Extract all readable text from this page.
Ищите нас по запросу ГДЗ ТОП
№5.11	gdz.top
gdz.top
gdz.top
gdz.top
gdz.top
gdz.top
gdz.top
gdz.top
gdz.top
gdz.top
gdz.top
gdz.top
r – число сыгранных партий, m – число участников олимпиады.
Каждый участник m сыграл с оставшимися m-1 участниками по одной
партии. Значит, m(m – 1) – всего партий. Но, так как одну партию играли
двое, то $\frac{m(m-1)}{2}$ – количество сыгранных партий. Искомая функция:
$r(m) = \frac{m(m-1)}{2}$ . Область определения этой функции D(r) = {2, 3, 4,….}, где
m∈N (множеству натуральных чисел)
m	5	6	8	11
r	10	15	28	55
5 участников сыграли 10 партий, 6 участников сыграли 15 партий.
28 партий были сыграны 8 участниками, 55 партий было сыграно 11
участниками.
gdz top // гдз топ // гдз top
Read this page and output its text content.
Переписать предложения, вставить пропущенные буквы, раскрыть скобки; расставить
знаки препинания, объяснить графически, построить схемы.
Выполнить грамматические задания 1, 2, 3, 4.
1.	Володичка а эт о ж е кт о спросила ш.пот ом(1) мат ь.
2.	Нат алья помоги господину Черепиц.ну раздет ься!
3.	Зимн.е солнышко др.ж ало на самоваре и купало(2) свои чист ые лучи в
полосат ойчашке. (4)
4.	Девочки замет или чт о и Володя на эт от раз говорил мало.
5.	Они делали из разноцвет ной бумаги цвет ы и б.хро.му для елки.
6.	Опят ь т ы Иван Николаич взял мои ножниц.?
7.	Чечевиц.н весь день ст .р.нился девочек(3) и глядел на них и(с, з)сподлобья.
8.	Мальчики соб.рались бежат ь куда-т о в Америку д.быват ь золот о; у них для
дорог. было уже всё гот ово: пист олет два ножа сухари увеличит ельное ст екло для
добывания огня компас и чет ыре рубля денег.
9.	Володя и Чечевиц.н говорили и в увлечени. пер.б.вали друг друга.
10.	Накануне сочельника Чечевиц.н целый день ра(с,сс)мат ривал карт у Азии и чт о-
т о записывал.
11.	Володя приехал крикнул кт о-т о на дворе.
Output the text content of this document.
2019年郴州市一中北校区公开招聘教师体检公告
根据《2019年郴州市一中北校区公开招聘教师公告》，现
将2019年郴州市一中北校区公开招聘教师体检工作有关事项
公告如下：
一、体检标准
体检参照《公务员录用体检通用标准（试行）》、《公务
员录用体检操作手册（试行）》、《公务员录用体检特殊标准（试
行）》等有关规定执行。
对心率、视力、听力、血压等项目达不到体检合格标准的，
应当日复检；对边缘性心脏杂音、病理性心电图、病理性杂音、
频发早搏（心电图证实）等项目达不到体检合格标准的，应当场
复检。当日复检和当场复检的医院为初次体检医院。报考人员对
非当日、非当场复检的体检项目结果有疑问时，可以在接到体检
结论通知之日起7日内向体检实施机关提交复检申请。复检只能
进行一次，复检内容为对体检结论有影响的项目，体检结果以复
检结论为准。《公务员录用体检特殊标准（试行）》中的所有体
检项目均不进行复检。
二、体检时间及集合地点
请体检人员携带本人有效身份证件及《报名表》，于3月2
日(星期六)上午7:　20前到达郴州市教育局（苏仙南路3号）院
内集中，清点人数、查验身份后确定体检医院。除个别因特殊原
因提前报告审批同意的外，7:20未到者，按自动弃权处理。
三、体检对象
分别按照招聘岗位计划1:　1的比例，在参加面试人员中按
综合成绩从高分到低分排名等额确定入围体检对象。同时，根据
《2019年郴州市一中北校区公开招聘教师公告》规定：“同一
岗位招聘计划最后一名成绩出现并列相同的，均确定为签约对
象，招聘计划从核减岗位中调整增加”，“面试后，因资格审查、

**Aim**
Return the whole listing exactly, with every line included.

**Final answer**
Extract all readable text from this page.
Ищите нас по запросу ГДЗ ТОП
№5.11	gdz.top
gdz.top
gdz.top
gdz.top
gdz.top
gdz.top
gdz.top
gdz.top
gdz.top
gdz.top
gdz.top
gdz.top
r – число сыгранных партий, m – число участников олимпиады.
Каждый участник m сыграл с оставшимися m-1 участниками по одной
партии. Значит, m(m – 1) – всего партий. Но, так как одну партию играли
двое, то $\frac{m(m-1)}{2}$ – количество сыгранных партий. Искомая функция:
$r(m) = \frac{m(m-1)}{2}$ . Область определения этой функции D(r) = {2, 3, 4,….}, где
m∈N (множеству натуральных чисел)
m	5	6	8	11
r	10	15	28	55
5 участников сыграли 10 партий, 6 участников сыграли 15 партий.
28 партий были сыграны 8 участниками, 55 партий было сыграно 11
участниками.
gdz top // гдз топ // гдз top
Read this page and output its text content.
Переписать предложения, вставить пропущенные буквы, раскрыть скобки; расставить
знаки препинания, объяснить графически, построить схемы.
Выполнить грамматические задания 1, 2, 3, 4.
1.	Володичка а эт о ж е кт о спросила ш.пот ом(1) мат ь.
2.	Нат алья помоги господину Черепиц.ну раздет ься!
3.	Зимн.е солнышко др.ж ало на самоваре и купало(2) свои чист ые лучи в
полосат ойчашке. (4)
4.	Девочки замет или чт о и Володя на эт от раз говорил мало.
5.	Они делали из разноцвет ной бумаги цвет ы и б.хро.му для елки.
6.	Опят ь т ы Иван Николаич взял мои ножниц.?
7.	Чечевиц.н весь день ст .р.нился девочек(3) и глядел на них и(с, з)сподлобья.
8.	Мальчики соб.рались бежат ь куда-т о в Америку д.быват ь золот о; у них для
дорог. было уже всё гот ово: пист олет два ножа сухари увеличит ельное ст екло для
добывания огня компас и чет ыре рубля денег.
9.	Володя и Чечевиц.н говорили и в увлечени. пер.б.вали друг друга.
10.	Накануне сочельника Чечевиц.н целый день ра(с,сс)мат ривал карт у Азии и чт о-
т о записывал.
11.	Володя приехал крикнул кт о-т о на дворе.
Output the text content of this document.
2019年郴州市一中北校区公开招聘教师体检公告
根据《2019年郴州市一中北校区公开招聘教师公告》，现
将2019年郴州市一中北校区公开招聘教师体检工作有关事项
公告如下：
一、体检标准
体检参照《公务员录用体检通用标准（试行）》、《公务
员录用体检操作手册（试行）》、《公务员录用体检特殊标准（试
行）》等有关规定执行。
对心率、视力、听力、血压等项目达不到体检合格标准的，
应当日复检；对边缘性心脏杂音、病理性心电图、病理性杂音、
频发早搏（心电图证实）等项目达不到体检合格标准的，应当场
复检。当日复检和当场复检的医院为初次体检医院。报考人员对
非当日、非当场复检的体检项目结果有疑问时，可以在接到体检
结论通知之日起7日内向体检实施机关提交复检申请。复检只能
进行一次，复检内容为对体检结论有影响的项目，体检结果以复
检结论为准。《公务员录用体检特殊标准（试行）》中的所有体
检项目均不进行复检。
二、体检时间及集合地点
请体检人员携带本人有效身份证件及《报名表》，于3月2
日(星期六)上午7:　20前到达郴州市教育局（苏仙南路3号）院
内集中，清点人数、查验身份后确定体检医院。除个别因特殊原
因提前报告审批同意的外，7:20未到者，按自动弃权处理。
三、体检对象
分别按照招聘岗位计划1:　1的比例，在参加面试人员中按
综合成绩从高分到低分排名等额确定入围体检对象。同时，根据
《2019年郴州市一中北校区公开招聘教师公告》规定：“同一
岗位招聘计划最后一名成绩出现并列相同的，均确定为签约对
象，招聘计划从核减岗位中调整增加”，“面试后，因资格审查、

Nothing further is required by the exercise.